PASSAGE FOURNI |
Entre deux sanglots, Dieu en pleure de rire de tant de conneries voyant l’inévitable issue :
– Le manque de respect pour l’air, l’eau et la Biodiversité,
– L’obsédante férocité à vouloir détruire l’autre dans tous les conflits juste pour avoir raison,
– Les appétits aveugles et pervers des arnaques et autres esclavagismes pour amasser,
– Les atroces et ignobles exploitations des plus pauvres aux abois pour dominer,
– Les coupables ponctions irréversibles au nom d’un progrès inéquitable et dévastateur aveuglé par l’aberration d’une cupidité inutile.
– Les immondes voracités au fond de tant de Sapiens cherchant à remplir leur vide d’Humanité avec cette course à l’argent si vide d’essence de Vie pour juste une illusion !

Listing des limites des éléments

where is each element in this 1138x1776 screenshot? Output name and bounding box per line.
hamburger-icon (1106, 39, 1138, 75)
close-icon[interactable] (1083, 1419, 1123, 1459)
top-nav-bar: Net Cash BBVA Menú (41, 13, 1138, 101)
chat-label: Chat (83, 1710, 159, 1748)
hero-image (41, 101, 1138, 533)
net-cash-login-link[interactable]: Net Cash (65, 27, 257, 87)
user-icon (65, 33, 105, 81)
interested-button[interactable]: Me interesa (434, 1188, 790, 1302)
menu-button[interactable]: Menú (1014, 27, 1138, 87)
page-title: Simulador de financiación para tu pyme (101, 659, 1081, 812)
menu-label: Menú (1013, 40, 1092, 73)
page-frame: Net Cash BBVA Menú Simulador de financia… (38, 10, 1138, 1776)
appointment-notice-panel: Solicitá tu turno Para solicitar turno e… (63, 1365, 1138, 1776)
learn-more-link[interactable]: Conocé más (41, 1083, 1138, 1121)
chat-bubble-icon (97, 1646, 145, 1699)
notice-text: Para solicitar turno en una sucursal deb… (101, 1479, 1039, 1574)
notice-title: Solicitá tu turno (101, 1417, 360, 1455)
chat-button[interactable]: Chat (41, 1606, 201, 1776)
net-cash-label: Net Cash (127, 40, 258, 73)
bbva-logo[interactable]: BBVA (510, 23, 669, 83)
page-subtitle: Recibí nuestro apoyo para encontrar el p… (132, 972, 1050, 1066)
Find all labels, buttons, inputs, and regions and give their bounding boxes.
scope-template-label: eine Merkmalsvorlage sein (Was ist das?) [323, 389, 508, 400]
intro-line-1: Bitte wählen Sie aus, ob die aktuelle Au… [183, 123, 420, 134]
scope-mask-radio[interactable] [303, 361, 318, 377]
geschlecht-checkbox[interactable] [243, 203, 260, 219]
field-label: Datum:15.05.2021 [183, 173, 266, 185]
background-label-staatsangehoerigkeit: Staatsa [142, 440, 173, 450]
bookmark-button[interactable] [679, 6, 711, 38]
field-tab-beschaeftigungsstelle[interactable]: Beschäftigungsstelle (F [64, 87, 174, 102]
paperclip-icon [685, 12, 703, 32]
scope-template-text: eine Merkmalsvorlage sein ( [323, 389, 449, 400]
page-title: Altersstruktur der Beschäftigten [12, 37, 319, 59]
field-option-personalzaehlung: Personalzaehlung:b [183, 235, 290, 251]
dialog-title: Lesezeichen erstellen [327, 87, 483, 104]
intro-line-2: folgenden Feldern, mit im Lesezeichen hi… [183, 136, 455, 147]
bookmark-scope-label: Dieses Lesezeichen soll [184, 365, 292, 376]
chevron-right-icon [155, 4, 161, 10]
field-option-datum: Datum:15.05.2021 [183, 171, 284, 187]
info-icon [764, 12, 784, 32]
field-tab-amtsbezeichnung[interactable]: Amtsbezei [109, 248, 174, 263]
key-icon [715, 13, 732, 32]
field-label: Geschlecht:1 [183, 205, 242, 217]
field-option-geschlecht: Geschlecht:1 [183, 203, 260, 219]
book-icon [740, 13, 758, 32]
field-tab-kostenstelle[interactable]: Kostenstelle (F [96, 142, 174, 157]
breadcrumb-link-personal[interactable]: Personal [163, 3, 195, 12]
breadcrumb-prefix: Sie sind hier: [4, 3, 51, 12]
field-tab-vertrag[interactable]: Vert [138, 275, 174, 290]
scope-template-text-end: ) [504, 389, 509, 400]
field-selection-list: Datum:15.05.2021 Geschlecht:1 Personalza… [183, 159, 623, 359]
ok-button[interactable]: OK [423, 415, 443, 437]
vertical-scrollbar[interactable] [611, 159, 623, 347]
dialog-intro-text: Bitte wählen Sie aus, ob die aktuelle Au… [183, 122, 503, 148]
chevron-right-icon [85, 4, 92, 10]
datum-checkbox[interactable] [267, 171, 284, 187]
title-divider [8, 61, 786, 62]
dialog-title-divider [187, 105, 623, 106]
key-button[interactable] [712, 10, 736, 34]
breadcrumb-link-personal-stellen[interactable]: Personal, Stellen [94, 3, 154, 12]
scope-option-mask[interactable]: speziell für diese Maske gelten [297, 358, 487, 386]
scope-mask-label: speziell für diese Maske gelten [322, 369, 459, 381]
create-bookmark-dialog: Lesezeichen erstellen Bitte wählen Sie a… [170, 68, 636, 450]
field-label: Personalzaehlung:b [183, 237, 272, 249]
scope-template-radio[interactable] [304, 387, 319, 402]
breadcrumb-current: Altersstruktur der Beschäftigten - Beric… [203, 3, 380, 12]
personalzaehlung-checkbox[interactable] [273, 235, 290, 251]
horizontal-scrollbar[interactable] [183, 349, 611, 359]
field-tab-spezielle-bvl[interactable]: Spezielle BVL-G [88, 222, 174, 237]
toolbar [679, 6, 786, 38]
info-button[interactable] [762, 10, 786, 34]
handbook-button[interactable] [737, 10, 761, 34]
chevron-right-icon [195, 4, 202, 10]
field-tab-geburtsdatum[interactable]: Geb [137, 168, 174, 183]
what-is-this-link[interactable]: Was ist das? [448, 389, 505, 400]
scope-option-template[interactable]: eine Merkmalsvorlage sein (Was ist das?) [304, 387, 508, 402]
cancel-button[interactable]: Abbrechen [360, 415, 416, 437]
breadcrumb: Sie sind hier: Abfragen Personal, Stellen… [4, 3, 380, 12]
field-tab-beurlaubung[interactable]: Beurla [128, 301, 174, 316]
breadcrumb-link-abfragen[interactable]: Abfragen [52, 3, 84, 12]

VOTRE TRAVAIL |
A – Répondez aux questions suivantes sur le passage consacré aux travers humains.
(i) Quelles sont les trois choses pour lesquelles le texte dénonce un manque de respect ?
(ii) Dans quel but les plus pauvres aux abois sont-ils exploités, selon le texte ?
(iii) Avec quoi tant de Sapiens cherchent-ils à remplir leur vide d'Humanité ?
B – Poursuivez le passage consacré aux travers humains en reprenant juste après sa dernière phrase.

CORRIGÉ |
A –
(i) L'air, l'eau et la Biodiversité.
(ii) Pour dominer.
(iii) Avec cette course à l'argent.

B –
La Nature ne fait pas de sauts dans son Évolution comme le disait l’auteur de L’origine des espèces, au point qu’il devient déraisonnable de continuer à penser que Sapiens est particulier dans la Biodiversité jusqu’à prétendre pouvoir dominer à cause de sa capacité d’abstraction. A en « oublier » son essence, il se perd et va s’éliminer, comme souvent dans les civilisations qui ont précédé. Alors, Dieu rit !
Il me semble que le Vivant non humain a une idée assez claire de ce qui lui est permis et de ce qui ne l’est pas, sans doute, un sens de la justice et de l’équité aussi. Ce n’est pas un vague sens moral, mais bel et bien l’intégration de la notion de règle. C’est ça la leçon que Sapiens n’apprend pas
Être libre est-ce vraiment ne pas en avoir, Sapiens ? Que fais-tu de ta capacité d’abstraction, là, maintenant ?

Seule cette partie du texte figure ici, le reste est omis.